> Your task
Pictures in the data below are not part of the copy; transcribe everything else exactly.

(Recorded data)
---
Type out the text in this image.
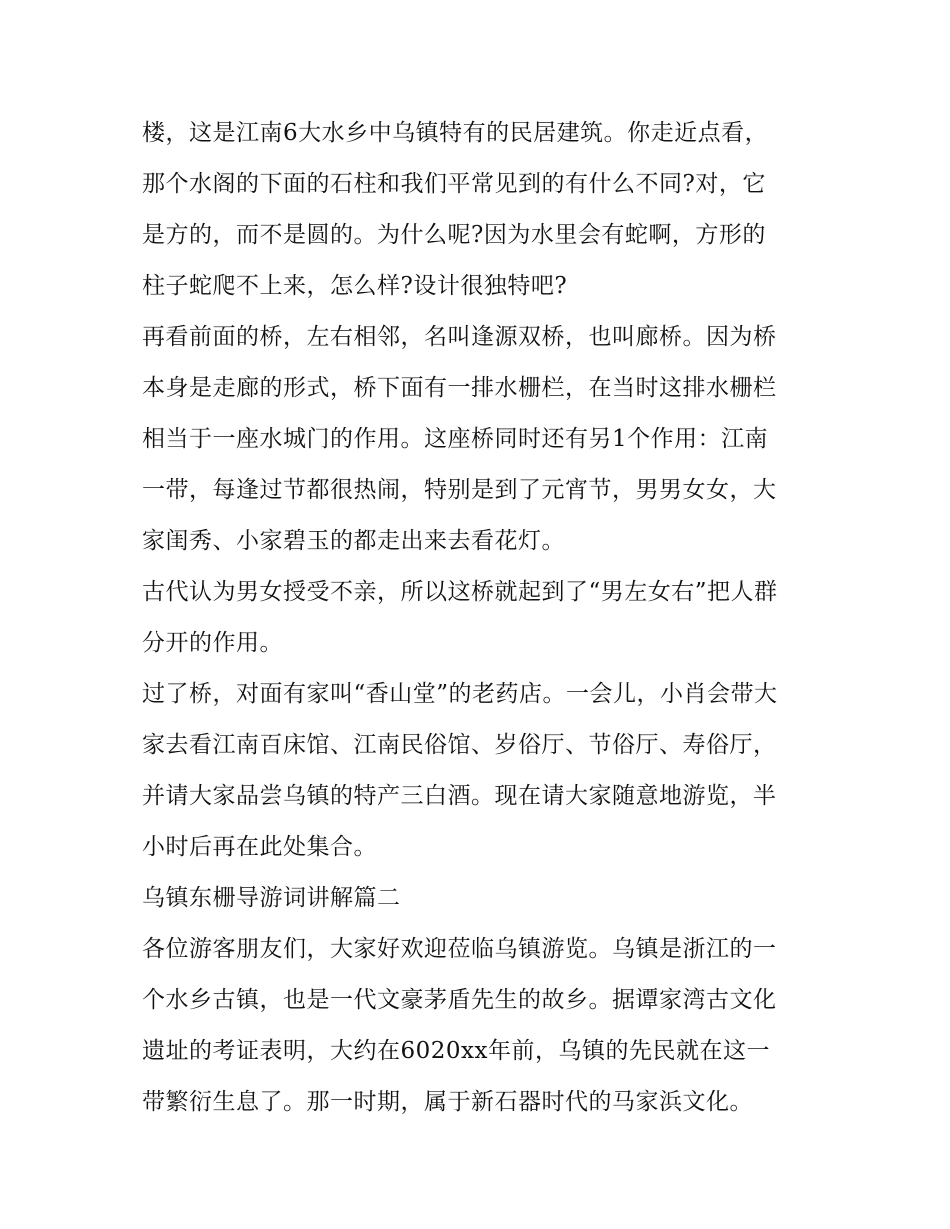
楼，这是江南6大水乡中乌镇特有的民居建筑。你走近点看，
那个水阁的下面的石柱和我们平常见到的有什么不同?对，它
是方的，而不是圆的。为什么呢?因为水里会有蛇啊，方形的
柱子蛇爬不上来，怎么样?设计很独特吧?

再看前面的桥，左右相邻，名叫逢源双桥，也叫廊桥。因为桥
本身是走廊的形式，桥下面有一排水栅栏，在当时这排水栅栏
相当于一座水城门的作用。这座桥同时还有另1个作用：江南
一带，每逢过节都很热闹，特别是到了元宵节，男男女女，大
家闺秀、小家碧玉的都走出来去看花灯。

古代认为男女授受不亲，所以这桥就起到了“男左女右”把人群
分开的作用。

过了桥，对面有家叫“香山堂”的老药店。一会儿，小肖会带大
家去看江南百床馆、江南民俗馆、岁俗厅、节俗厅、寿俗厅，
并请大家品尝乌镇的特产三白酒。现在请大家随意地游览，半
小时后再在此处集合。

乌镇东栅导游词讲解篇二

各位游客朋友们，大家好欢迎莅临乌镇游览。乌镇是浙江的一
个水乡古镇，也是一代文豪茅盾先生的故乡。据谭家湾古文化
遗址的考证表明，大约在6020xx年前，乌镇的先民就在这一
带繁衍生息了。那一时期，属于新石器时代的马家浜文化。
---
> Result of this task
Type out the text in this image.
楼，这是江南6大水乡中乌镇特有的民居建筑。你走近点看，
那个水阁的下面的石柱和我们平常见到的有什么不同?对，它
是方的，而不是圆的。为什么呢?因为水里会有蛇啊，方形的
柱子蛇爬不上来，怎么样?设计很独特吧?

再看前面的桥，左右相邻，名叫逢源双桥，也叫廊桥。因为桥
本身是走廊的形式，桥下面有一排水栅栏，在当时这排水栅栏
相当于一座水城门的作用。这座桥同时还有另1个作用：江南
一带，每逢过节都很热闹，特别是到了元宵节，男男女女，大
家闺秀、小家碧玉的都走出来去看花灯。

古代认为男女授受不亲，所以这桥就起到了“男左女右”把人群
分开的作用。

过了桥，对面有家叫“香山堂”的老药店。一会儿，小肖会带大
家去看江南百床馆、江南民俗馆、岁俗厅、节俗厅、寿俗厅，
并请大家品尝乌镇的特产三白酒。现在请大家随意地游览，半
小时后再在此处集合。

乌镇东栅导游词讲解篇二

各位游客朋友们，大家好欢迎莅临乌镇游览。乌镇是浙江的一
个水乡古镇，也是一代文豪茅盾先生的故乡。据谭家湾古文化
遗址的考证表明，大约在6020xx年前，乌镇的先民就在这一
带繁衍生息了。那一时期，属于新石器时代的马家浜文化。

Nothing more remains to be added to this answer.